* _Recorded data_

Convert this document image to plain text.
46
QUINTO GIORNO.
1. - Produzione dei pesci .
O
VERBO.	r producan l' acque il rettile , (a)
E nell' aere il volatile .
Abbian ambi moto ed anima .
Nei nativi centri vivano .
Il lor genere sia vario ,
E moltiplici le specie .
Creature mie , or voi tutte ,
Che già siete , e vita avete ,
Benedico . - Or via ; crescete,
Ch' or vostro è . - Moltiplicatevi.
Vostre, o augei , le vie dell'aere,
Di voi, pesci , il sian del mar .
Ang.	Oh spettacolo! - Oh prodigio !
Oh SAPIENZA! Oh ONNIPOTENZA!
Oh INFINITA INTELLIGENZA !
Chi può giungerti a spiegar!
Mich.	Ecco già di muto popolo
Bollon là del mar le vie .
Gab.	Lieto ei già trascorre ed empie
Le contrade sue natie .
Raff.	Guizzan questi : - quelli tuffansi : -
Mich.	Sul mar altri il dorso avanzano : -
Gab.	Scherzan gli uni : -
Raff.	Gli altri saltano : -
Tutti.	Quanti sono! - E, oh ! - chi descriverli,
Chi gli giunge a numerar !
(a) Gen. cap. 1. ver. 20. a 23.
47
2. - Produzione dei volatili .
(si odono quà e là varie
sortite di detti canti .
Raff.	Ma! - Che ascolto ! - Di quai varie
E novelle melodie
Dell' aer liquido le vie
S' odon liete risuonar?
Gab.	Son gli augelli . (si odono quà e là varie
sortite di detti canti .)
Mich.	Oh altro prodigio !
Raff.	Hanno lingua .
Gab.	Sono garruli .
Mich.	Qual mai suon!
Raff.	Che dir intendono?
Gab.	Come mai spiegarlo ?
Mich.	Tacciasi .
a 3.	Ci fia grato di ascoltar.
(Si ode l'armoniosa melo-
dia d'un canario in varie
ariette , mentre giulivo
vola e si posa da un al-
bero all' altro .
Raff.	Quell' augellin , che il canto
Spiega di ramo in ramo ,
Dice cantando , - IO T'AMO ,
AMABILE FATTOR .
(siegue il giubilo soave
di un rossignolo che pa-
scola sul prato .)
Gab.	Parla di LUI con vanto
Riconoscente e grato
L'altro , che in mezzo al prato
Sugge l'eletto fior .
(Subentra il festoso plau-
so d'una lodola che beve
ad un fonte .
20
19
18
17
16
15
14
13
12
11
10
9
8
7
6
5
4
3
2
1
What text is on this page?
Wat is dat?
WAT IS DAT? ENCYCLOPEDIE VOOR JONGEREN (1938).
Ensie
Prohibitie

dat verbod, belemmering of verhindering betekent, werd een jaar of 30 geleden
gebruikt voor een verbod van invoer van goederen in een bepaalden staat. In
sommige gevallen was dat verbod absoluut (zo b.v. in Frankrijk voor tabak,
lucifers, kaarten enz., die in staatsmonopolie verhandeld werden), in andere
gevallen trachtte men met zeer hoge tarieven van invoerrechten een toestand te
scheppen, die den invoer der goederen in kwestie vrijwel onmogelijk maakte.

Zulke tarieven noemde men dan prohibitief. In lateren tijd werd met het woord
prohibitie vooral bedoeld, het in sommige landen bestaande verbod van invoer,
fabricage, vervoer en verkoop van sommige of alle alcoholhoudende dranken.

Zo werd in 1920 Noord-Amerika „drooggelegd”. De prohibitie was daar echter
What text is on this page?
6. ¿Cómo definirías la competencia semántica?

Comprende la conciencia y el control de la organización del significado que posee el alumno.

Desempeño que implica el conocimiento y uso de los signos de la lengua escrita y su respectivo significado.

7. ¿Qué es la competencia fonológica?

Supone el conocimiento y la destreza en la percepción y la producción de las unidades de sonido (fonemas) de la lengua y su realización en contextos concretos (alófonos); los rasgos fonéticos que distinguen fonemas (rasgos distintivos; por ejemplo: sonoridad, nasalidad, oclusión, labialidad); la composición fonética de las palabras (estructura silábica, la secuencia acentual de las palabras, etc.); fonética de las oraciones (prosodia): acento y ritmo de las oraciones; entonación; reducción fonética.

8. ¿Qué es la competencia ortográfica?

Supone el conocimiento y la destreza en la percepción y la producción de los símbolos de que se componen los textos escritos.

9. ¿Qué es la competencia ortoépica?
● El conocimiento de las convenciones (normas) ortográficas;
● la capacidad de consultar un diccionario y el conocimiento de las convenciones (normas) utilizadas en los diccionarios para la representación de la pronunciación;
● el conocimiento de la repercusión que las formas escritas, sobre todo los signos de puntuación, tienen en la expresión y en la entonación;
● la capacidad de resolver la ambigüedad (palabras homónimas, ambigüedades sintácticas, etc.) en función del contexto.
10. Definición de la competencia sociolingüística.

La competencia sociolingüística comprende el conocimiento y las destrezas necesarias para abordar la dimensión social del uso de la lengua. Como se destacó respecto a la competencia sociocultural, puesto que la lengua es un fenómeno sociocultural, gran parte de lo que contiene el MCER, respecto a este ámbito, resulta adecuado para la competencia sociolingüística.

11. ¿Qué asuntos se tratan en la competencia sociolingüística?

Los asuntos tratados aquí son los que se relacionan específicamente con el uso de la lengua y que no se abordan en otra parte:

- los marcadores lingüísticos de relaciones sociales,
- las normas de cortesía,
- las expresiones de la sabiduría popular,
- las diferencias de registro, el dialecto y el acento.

...

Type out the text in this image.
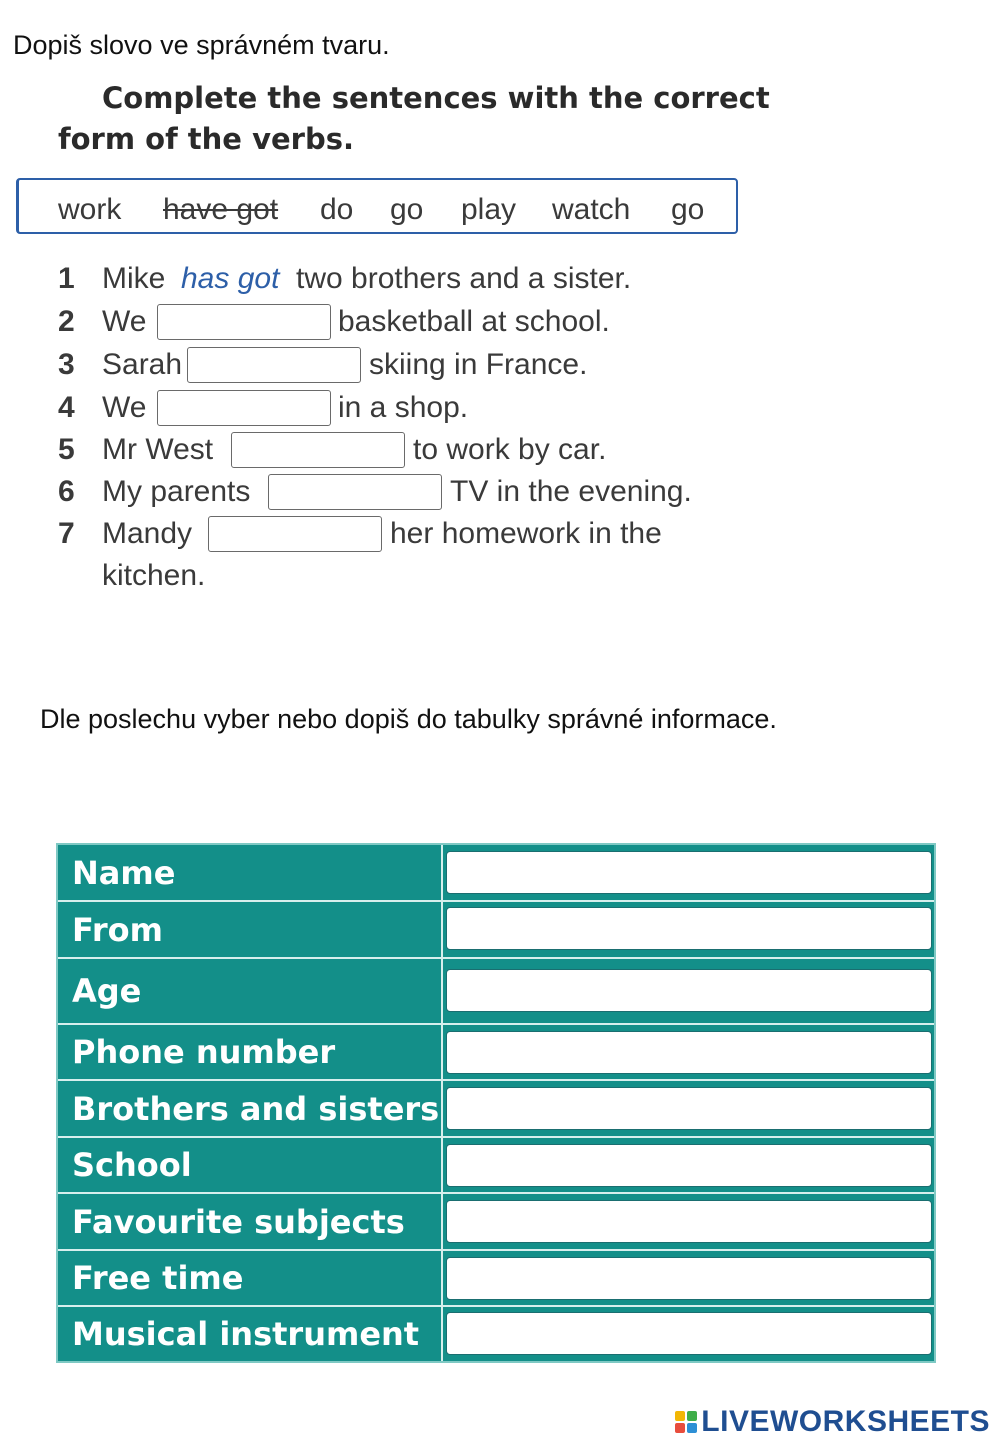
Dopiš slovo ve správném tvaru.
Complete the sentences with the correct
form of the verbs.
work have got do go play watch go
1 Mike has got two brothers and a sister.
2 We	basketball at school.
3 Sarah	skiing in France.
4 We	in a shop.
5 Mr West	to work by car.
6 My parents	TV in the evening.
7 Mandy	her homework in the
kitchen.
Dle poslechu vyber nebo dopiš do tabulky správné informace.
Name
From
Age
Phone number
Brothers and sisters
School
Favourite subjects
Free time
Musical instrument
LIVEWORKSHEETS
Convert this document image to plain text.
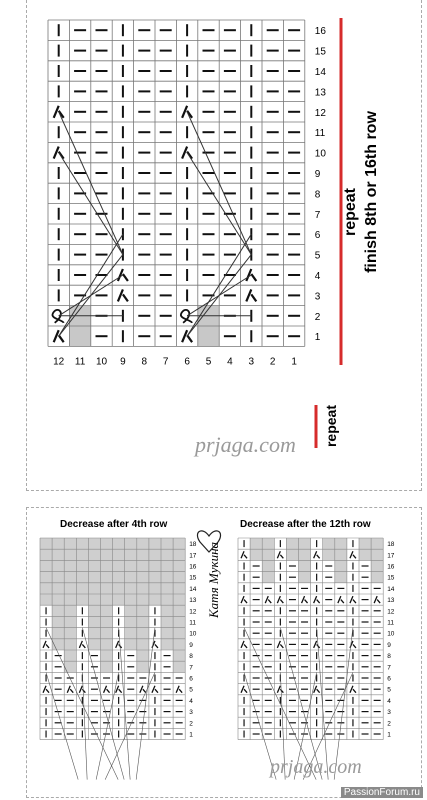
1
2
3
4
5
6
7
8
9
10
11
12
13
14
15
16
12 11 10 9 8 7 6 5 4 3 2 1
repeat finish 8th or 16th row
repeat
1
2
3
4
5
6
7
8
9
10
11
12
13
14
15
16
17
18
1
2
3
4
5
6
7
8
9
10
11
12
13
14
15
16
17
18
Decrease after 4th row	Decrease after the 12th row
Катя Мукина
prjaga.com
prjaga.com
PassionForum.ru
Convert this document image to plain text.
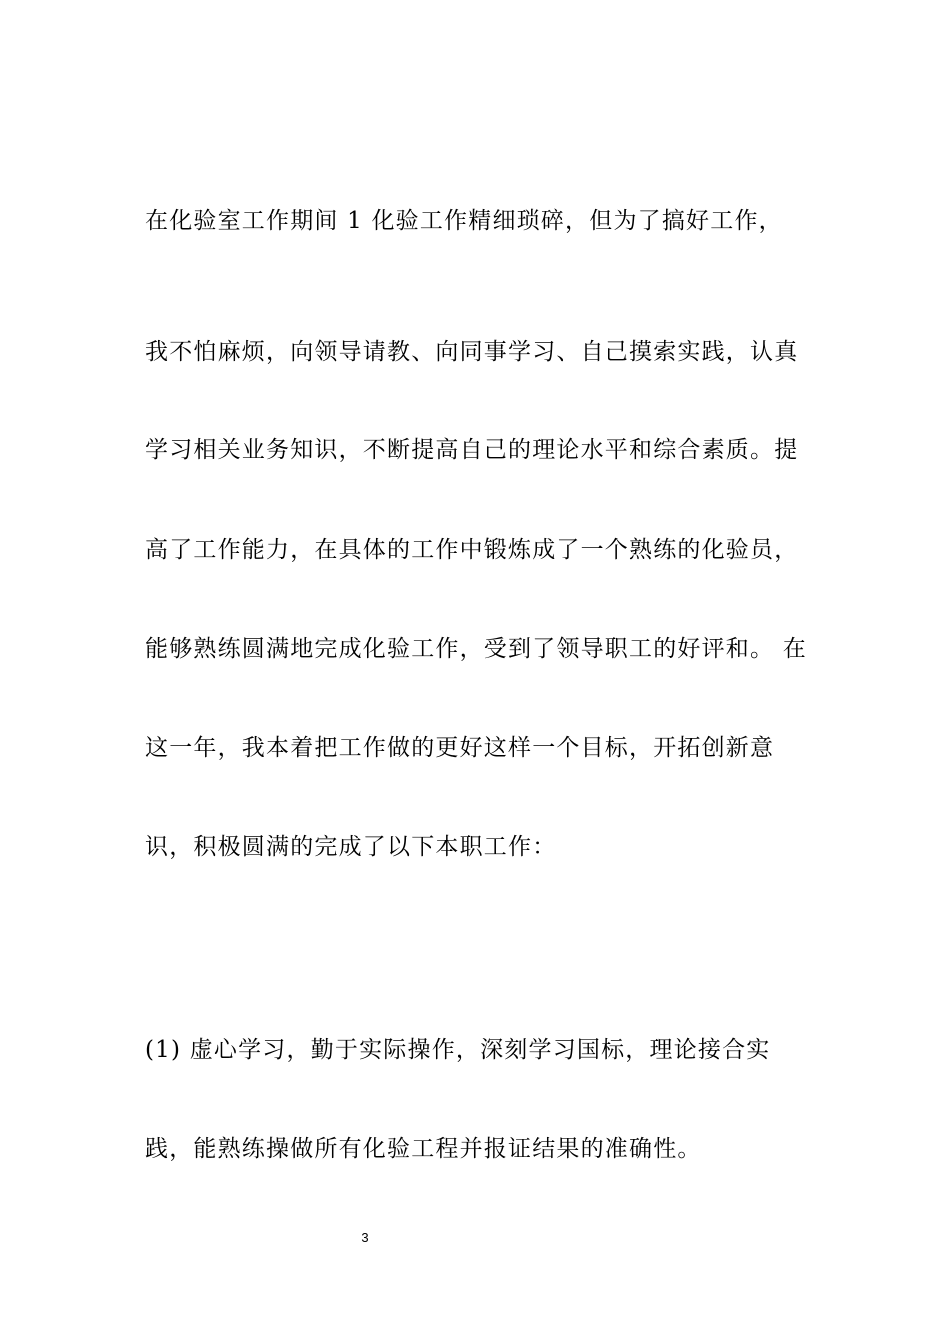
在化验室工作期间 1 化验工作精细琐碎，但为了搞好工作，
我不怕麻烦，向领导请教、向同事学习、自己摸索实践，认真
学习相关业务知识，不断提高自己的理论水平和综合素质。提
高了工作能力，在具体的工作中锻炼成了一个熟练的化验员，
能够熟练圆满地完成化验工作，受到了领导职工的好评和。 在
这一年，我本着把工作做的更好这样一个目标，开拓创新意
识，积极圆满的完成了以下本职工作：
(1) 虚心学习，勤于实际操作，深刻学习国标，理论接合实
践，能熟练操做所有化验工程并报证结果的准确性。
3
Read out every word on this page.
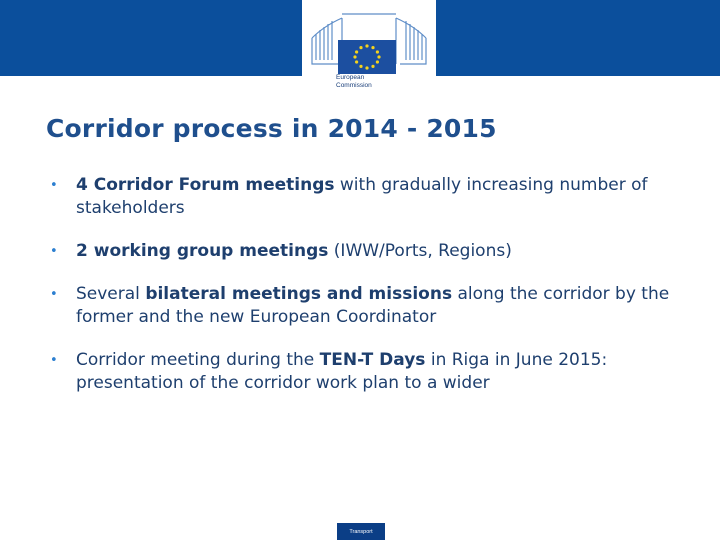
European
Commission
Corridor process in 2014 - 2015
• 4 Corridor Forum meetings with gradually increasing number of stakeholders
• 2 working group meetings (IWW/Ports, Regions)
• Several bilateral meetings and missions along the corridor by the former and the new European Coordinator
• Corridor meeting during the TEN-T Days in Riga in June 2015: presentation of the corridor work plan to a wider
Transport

* _Short task_
Set out every line from the material that contains the string "parte".

* _Finished exercise_
La competencia sociolingüística comprende el conocimiento y las destrezas necesarias para abordar la dimensión social del uso de la lengua. Como se destacó respecto a la competencia sociocultural, puesto que la lengua es un fenómeno sociocultural, gran parte de lo que contiene el MCER, respecto a este ámbito, resulta adecuado para la competencia sociolingüística.
Los asuntos tratados aquí son los que se relacionan específicamente con el uso de la lengua y que no se abordan en otra parte:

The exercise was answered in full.